Objective: Copy out each line of the material below with no changes.
-- start Data listing --
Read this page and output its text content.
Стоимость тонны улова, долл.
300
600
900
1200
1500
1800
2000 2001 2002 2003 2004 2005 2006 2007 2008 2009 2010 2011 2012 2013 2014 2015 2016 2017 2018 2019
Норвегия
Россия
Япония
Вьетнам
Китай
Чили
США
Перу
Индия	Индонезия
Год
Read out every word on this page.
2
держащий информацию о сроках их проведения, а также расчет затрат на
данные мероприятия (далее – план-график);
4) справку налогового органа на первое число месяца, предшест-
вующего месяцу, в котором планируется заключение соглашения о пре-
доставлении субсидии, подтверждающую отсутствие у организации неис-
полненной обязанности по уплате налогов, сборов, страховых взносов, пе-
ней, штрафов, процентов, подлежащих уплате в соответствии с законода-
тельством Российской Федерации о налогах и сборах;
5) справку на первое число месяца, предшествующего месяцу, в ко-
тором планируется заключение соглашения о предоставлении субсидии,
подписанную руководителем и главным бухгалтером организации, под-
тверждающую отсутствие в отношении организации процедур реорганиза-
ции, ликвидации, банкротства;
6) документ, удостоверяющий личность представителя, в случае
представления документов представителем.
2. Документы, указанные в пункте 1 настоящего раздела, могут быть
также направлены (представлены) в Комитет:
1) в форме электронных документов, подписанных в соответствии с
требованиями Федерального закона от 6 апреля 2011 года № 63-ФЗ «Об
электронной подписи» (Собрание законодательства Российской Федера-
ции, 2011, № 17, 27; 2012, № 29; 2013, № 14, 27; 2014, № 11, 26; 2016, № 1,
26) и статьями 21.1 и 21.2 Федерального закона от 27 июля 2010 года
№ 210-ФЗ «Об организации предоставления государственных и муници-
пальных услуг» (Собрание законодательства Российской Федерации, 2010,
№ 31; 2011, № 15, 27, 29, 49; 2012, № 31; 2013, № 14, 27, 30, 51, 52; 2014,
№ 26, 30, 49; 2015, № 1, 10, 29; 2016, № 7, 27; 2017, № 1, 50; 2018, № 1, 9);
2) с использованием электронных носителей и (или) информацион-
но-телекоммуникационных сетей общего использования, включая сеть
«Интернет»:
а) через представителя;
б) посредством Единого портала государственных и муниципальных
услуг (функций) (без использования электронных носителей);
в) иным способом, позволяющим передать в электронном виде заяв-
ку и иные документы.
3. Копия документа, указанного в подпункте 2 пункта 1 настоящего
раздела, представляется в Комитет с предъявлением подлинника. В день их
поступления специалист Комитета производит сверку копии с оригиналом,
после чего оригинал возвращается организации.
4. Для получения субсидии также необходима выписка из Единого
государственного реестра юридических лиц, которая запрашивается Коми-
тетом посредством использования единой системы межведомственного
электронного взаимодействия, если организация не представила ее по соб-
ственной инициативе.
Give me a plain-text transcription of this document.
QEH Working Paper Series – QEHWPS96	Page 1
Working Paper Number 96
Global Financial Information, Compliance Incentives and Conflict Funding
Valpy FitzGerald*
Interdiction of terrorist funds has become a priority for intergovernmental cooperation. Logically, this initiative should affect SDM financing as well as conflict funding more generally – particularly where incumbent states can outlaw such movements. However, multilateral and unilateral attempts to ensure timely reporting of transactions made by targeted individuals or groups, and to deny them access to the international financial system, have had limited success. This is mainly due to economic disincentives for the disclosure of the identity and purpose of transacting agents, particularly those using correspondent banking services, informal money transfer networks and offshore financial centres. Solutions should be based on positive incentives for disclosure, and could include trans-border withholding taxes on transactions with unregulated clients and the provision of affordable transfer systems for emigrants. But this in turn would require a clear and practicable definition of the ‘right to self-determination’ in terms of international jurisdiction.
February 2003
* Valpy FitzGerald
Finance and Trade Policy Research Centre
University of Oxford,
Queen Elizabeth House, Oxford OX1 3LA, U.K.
-- end Data listing --
Task solution:
Read this page and output its text content.
Стоимость тонны улова, долл.
300
600
900
1200
1500
1800
2000 2001 2002 2003 2004 2005 2006 2007 2008 2009 2010 2011 2012 2013 2014 2015 2016 2017 2018 2019
Норвегия
Россия
Япония
Вьетнам
Китай
Чили
США
Перу
Индия	Индонезия
Год
Read out every word on this page.
2
держащий информацию о сроках их проведения, а также расчет затрат на
данные мероприятия (далее – план-график);
4) справку налогового органа на первое число месяца, предшест-
вующего месяцу, в котором планируется заключение соглашения о пре-
доставлении субсидии, подтверждающую отсутствие у организации неис-
полненной обязанности по уплате налогов, сборов, страховых взносов, пе-
ней, штрафов, процентов, подлежащих уплате в соответствии с законода-
тельством Российской Федерации о налогах и сборах;
5) справку на первое число месяца, предшествующего месяцу, в ко-
тором планируется заключение соглашения о предоставлении субсидии,
подписанную руководителем и главным бухгалтером организации, под-
тверждающую отсутствие в отношении организации процедур реорганиза-
ции, ликвидации, банкротства;
6) документ, удостоверяющий личность представителя, в случае
представления документов представителем.
2. Документы, указанные в пункте 1 настоящего раздела, могут быть
также направлены (представлены) в Комитет:
1) в форме электронных документов, подписанных в соответствии с
требованиями Федерального закона от 6 апреля 2011 года № 63-ФЗ «Об
электронной подписи» (Собрание законодательства Российской Федера-
ции, 2011, № 17, 27; 2012, № 29; 2013, № 14, 27; 2014, № 11, 26; 2016, № 1,
26) и статьями 21.1 и 21.2 Федерального закона от 27 июля 2010 года
№ 210-ФЗ «Об организации предоставления государственных и муници-
пальных услуг» (Собрание законодательства Российской Федерации, 2010,
№ 31; 2011, № 15, 27, 29, 49; 2012, № 31; 2013, № 14, 27, 30, 51, 52; 2014,
№ 26, 30, 49; 2015, № 1, 10, 29; 2016, № 7, 27; 2017, № 1, 50; 2018, № 1, 9);
2) с использованием электронных носителей и (или) информацион-
но-телекоммуникационных сетей общего использования, включая сеть
«Интернет»:
а) через представителя;
б) посредством Единого портала государственных и муниципальных
услуг (функций) (без использования электронных носителей);
в) иным способом, позволяющим передать в электронном виде заяв-
ку и иные документы.
3. Копия документа, указанного в подпункте 2 пункта 1 настоящего
раздела, представляется в Комитет с предъявлением подлинника. В день их
поступления специалист Комитета производит сверку копии с оригиналом,
после чего оригинал возвращается организации.
4. Для получения субсидии также необходима выписка из Единого
государственного реестра юридических лиц, которая запрашивается Коми-
тетом посредством использования единой системы межведомственного
электронного взаимодействия, если организация не представила ее по соб-
ственной инициативе.
Give me a plain-text transcription of this document.
QEH Working Paper Series – QEHWPS96	Page 1
Working Paper Number 96
Global Financial Information, Compliance Incentives and Conflict Funding
Valpy FitzGerald*
Interdiction of terrorist funds has become a priority for intergovernmental cooperation. Logically, this initiative should affect SDM financing as well as conflict funding more generally – particularly where incumbent states can outlaw such movements. However, multilateral and unilateral attempts to ensure timely reporting of transactions made by targeted individuals or groups, and to deny them access to the international financial system, have had limited success. This is mainly due to economic disincentives for the disclosure of the identity and purpose of transacting agents, particularly those using correspondent banking services, informal money transfer networks and offshore financial centres. Solutions should be based on positive incentives for disclosure, and could include trans-border withholding taxes on transactions with unregulated clients and the provision of affordable transfer systems for emigrants. But this in turn would require a clear and practicable definition of the ‘right to self-determination’ in terms of international jurisdiction.
February 2003
* Valpy FitzGerald
Finance and Trade Policy Research Centre
University of Oxford,
Queen Elizabeth House, Oxford OX1 3LA, U.K.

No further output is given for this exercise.